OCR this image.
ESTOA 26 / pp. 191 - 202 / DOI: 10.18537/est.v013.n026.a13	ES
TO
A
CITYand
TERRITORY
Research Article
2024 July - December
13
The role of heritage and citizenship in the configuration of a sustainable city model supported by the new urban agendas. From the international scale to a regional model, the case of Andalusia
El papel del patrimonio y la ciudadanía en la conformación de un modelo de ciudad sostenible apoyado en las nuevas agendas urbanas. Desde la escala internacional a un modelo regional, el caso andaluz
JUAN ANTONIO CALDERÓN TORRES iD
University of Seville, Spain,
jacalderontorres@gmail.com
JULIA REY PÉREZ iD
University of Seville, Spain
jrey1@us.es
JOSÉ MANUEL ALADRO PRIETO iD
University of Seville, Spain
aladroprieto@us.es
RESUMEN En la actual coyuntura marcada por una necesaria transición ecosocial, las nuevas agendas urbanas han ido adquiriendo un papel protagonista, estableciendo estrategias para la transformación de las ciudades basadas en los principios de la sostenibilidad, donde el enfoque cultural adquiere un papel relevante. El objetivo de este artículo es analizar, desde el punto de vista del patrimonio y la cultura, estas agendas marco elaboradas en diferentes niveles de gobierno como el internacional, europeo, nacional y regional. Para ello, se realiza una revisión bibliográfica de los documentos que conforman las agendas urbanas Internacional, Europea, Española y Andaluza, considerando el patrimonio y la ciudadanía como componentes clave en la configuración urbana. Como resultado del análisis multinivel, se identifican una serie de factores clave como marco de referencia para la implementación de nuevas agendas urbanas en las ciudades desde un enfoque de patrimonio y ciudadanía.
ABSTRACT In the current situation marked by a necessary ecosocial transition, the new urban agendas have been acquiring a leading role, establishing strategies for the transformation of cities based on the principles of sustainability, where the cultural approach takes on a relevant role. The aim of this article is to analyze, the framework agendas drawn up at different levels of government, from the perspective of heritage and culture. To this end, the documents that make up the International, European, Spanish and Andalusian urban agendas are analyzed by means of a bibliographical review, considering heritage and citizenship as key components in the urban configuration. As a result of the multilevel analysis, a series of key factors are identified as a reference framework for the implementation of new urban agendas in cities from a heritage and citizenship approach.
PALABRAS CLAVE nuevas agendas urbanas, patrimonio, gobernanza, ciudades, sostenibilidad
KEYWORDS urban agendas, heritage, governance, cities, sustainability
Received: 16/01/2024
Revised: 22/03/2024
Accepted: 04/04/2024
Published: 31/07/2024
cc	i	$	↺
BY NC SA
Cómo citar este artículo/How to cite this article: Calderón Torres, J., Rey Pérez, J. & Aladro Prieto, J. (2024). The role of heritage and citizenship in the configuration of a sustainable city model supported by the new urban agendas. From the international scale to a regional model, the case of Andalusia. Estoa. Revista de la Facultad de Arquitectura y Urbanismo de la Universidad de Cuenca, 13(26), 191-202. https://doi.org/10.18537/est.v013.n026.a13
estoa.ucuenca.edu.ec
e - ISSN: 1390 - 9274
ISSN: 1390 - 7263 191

◆ ◆ ◆ ◆ ◆

● SHORT TASK: Find the lines above that contain the word "nuevas" and collect them.

● RESPONSE FOR THIS EXERCISE:
El papel del patrimonio y la ciudadanía en la conformación de un modelo de ciudad sostenible apoyado en las nuevas agendas urbanas. Desde la escala internacional a un modelo regional, el caso andaluz
RESUMEN En la actual coyuntura marcada por una necesaria transición ecosocial, las nuevas agendas urbanas han ido adquiriendo un papel protagonista, estableciendo estrategias para la transformación de las ciudades basadas en los principios de la sostenibilidad, donde el enfoque cultural adquiere un papel relevante. El objetivo de este artículo es analizar, desde el punto de vista del patrimonio y la cultura, estas agendas marco elaboradas en diferentes niveles de gobierno como el internacional, europeo, nacional y regional. Para ello, se realiza una revisión bibliográfica de los documentos que conforman las agendas urbanas Internacional, Europea, Española y Andaluza, considerando el patrimonio y la ciudadanía como componentes clave en la configuración urbana. Como resultado del análisis multinivel, se identifican una serie de factores clave como marco de referencia para la implementación de nuevas agendas urbanas en las ciudades desde un enfoque de patrimonio y ciudadanía.
PALABRAS CLAVE nuevas agendas urbanas, patrimonio, gobernanza, ciudades, sostenibilidad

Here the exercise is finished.